## Record extracts
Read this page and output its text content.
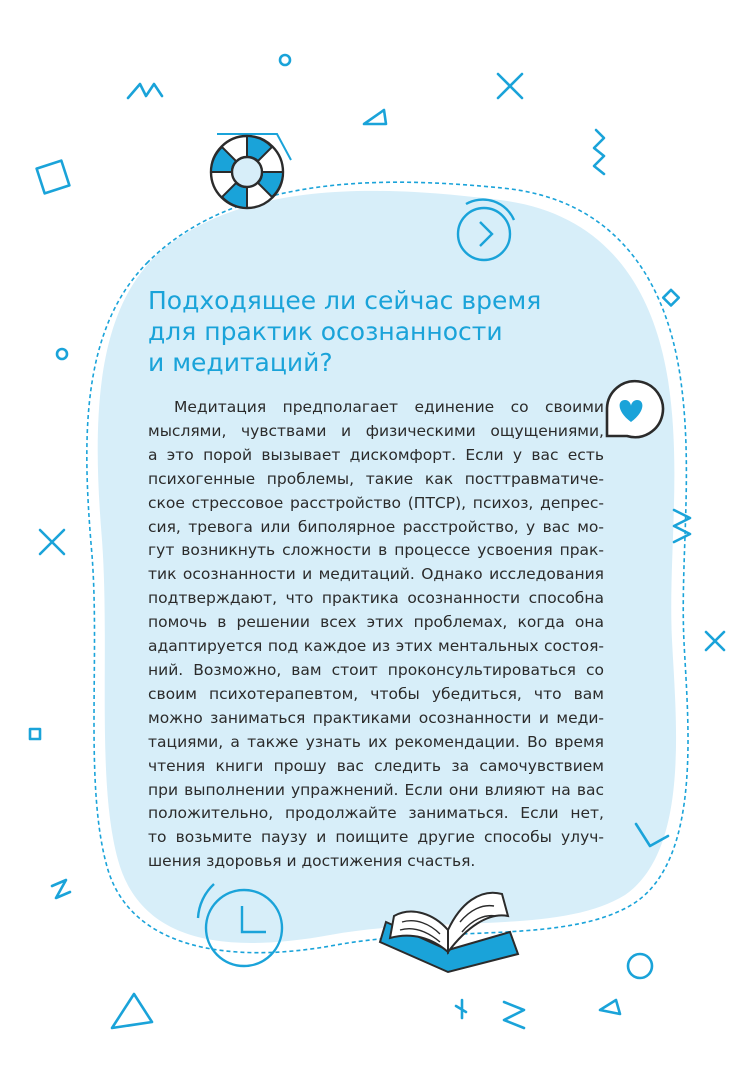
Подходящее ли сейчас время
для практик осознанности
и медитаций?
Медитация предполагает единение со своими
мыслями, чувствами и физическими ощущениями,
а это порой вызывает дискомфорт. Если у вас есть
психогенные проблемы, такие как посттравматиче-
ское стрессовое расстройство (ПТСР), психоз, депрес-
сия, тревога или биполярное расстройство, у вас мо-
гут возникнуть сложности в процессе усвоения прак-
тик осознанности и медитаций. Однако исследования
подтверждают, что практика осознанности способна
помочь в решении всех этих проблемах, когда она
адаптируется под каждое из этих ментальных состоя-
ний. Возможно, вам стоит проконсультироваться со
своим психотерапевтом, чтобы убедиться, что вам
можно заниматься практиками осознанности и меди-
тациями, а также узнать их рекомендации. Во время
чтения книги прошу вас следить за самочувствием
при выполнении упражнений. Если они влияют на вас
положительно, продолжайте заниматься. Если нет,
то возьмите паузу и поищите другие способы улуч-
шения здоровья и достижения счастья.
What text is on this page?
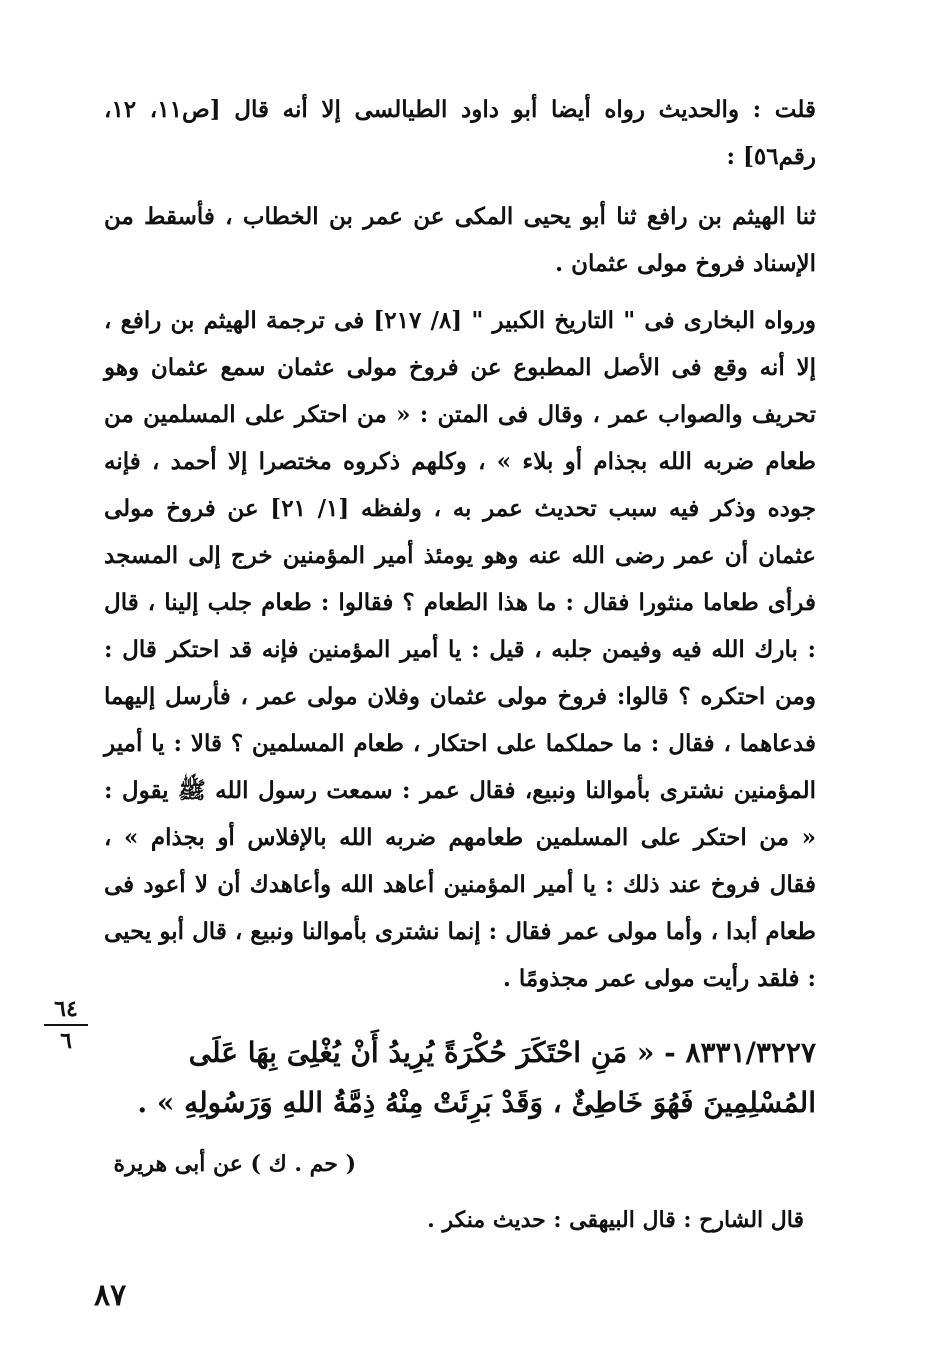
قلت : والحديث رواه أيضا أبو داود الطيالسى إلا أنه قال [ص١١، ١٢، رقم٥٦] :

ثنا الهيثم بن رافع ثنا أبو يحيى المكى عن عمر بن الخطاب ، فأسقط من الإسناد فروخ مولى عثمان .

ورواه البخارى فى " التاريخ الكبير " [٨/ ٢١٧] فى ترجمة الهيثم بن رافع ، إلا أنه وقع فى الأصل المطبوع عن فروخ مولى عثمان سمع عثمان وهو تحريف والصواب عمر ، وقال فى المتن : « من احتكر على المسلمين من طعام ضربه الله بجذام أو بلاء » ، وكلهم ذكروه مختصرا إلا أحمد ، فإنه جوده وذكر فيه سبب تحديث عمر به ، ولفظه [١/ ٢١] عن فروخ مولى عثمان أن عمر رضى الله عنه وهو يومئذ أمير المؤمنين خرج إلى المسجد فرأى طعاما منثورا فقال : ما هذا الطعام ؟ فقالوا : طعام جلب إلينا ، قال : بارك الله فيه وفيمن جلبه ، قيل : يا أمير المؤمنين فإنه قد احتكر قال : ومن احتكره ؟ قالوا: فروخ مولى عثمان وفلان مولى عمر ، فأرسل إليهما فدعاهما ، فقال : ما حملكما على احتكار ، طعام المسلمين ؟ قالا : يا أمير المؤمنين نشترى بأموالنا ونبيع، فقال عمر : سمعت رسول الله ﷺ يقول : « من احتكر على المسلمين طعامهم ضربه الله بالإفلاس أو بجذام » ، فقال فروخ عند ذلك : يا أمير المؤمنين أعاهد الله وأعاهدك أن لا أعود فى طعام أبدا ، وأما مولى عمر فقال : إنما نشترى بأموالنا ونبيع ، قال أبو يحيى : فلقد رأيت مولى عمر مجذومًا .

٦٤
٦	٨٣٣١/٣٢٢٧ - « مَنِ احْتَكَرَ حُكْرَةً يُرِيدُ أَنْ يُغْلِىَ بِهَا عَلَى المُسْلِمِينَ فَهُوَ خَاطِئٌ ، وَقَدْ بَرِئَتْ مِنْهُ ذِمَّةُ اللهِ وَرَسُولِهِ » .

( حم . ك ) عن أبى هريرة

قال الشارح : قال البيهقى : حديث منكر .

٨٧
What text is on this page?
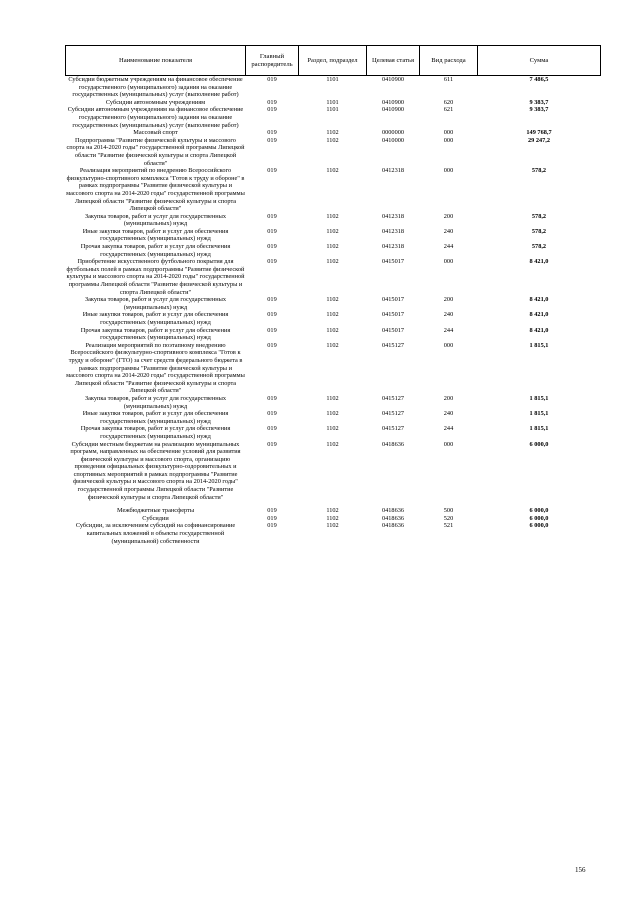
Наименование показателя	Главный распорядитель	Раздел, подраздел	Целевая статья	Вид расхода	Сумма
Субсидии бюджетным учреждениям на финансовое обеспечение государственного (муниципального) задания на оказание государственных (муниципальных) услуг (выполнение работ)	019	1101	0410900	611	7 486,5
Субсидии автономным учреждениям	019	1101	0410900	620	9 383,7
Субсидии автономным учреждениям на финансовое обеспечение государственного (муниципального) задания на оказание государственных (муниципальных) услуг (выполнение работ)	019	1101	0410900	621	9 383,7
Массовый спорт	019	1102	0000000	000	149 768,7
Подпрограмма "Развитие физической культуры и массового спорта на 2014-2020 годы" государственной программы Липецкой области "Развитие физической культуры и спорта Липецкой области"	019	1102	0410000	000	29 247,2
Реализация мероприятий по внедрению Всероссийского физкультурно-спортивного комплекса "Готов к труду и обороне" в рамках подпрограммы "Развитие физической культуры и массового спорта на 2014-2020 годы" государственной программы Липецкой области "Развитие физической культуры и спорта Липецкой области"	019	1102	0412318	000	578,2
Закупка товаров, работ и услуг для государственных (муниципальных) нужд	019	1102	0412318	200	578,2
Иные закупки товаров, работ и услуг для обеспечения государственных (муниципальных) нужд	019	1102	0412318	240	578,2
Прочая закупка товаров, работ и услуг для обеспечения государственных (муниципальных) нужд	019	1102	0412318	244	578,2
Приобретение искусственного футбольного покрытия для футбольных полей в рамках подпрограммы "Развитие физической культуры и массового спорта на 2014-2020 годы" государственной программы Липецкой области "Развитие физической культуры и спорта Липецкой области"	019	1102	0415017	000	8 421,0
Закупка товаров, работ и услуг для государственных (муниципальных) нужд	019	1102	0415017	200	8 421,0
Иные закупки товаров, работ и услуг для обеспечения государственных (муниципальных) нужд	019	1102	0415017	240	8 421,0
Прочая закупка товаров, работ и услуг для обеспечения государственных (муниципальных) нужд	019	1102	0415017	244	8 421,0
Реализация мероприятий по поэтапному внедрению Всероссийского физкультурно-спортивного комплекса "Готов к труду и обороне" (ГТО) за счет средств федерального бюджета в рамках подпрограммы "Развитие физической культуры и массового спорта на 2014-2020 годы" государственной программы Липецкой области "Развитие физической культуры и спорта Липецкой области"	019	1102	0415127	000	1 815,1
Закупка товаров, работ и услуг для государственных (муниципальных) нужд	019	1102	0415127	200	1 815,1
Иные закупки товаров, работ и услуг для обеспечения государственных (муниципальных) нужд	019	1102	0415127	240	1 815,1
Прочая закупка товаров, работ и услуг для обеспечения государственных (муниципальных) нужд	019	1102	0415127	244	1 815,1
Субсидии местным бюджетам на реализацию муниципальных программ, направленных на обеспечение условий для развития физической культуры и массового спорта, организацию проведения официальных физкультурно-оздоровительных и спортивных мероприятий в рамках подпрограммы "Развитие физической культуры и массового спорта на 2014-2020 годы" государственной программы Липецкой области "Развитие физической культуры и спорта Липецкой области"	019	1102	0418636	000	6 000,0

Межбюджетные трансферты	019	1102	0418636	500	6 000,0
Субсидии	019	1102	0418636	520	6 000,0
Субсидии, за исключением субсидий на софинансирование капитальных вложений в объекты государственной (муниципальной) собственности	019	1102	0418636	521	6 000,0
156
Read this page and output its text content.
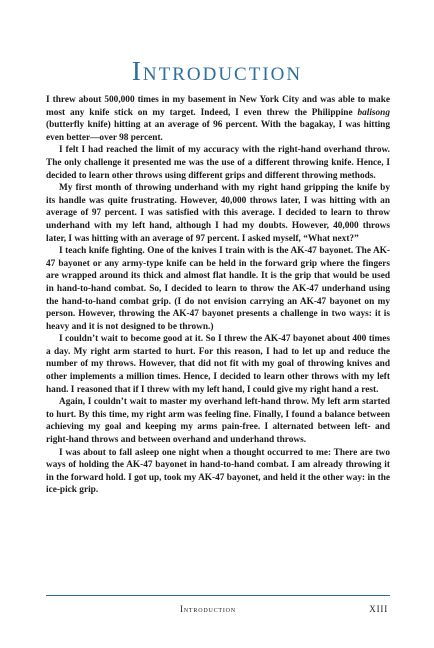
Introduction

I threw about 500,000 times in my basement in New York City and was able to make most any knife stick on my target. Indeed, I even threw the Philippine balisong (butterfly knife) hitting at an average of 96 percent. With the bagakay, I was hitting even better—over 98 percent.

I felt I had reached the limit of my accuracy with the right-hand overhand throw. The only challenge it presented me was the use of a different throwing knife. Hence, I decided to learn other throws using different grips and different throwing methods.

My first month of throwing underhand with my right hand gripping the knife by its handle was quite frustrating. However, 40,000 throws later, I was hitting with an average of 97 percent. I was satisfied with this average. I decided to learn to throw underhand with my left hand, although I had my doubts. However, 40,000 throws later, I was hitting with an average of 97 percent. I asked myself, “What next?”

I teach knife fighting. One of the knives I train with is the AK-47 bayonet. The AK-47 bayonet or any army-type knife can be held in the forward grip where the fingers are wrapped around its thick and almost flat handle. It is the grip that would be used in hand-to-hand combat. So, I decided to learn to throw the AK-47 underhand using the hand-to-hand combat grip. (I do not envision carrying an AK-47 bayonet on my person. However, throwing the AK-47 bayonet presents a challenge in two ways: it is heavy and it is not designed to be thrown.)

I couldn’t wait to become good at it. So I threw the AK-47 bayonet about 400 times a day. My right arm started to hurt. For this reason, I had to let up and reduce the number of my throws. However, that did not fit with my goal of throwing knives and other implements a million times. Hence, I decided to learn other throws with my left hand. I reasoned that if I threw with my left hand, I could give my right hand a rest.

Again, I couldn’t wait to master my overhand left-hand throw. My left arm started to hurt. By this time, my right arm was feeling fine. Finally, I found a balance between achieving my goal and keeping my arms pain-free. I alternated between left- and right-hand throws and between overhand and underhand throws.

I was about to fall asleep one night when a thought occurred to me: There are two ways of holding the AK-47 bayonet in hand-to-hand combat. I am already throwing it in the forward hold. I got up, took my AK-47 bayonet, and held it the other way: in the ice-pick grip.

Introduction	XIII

## Instruction
Answer only with how many lines in the records include "wait".

## Result for this task
2